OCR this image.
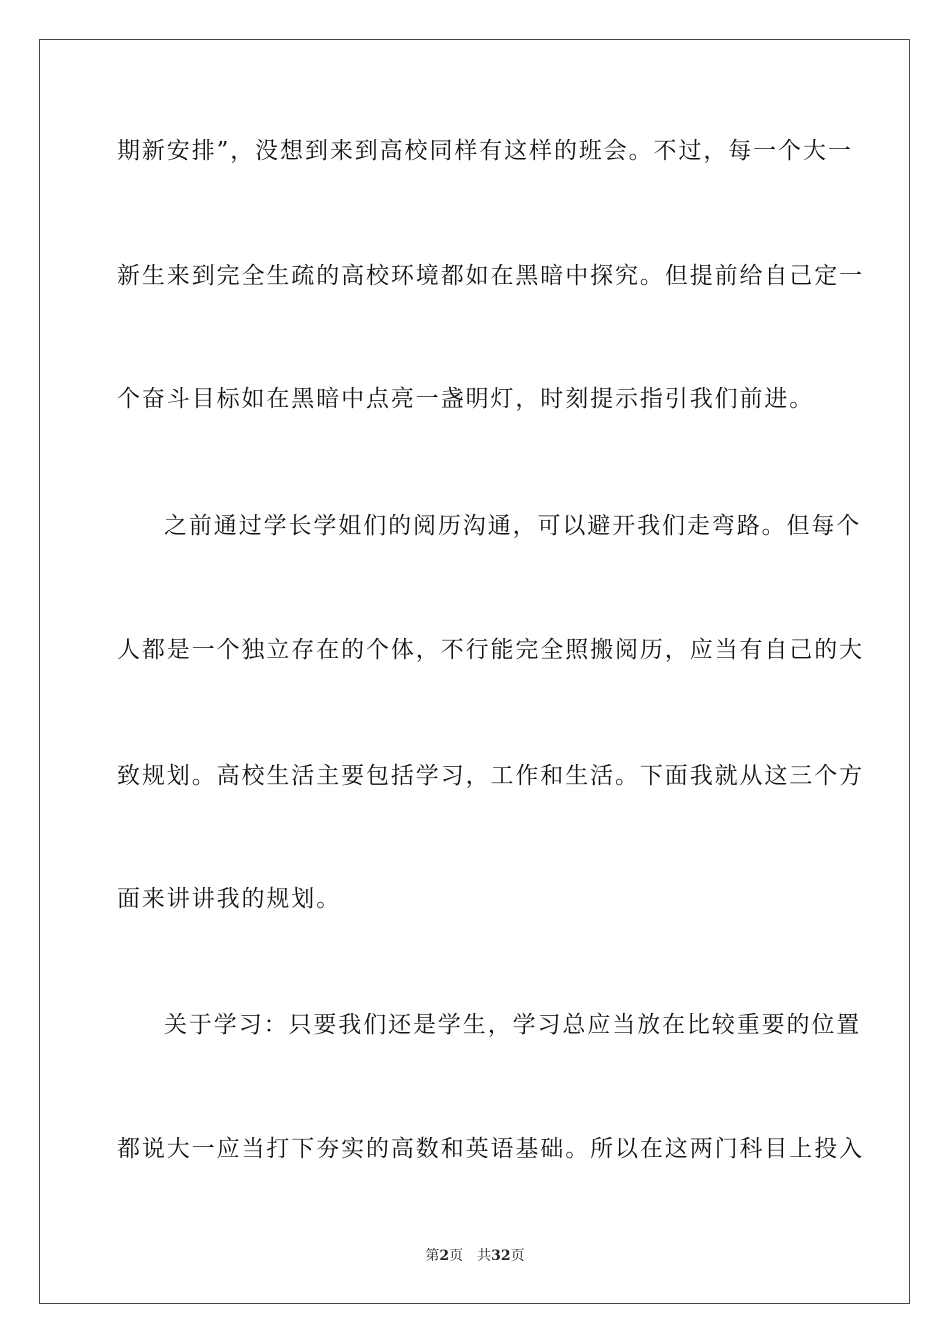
期新安排”，没想到来到高校同样有这样的班会。不过，每一个大一
新生来到完全生疏的高校环境都如在黑暗中探究。但提前给自己定一
个奋斗目标如在黑暗中点亮一盏明灯，时刻提示指引我们前进。
之前通过学长学姐们的阅历沟通，可以避开我们走弯路。但每个
人都是一个独立存在的个体，不行能完全照搬阅历，应当有自己的大
致规划。高校生活主要包括学习，工作和生活。下面我就从这三个方
面来讲讲我的规划。
关于学习：只要我们还是学生，学习总应当放在比较重要的位置
都说大一应当打下夯实的高数和英语基础。所以在这两门科目上投入
第2页 共32页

GIVEN INSTRUCTION: Return all the entries word for word, but omit any pictures they contain.

TASK RESPONSE:
OCR this image.
期新安排”，没想到来到高校同样有这样的班会。不过，每一个大一
新生来到完全生疏的高校环境都如在黑暗中探究。但提前给自己定一
个奋斗目标如在黑暗中点亮一盏明灯，时刻提示指引我们前进。
之前通过学长学姐们的阅历沟通，可以避开我们走弯路。但每个
人都是一个独立存在的个体，不行能完全照搬阅历，应当有自己的大
致规划。高校生活主要包括学习，工作和生活。下面我就从这三个方
面来讲讲我的规划。
关于学习：只要我们还是学生，学习总应当放在比较重要的位置
都说大一应当打下夯实的高数和英语基础。所以在这两门科目上投入
第2页 共32页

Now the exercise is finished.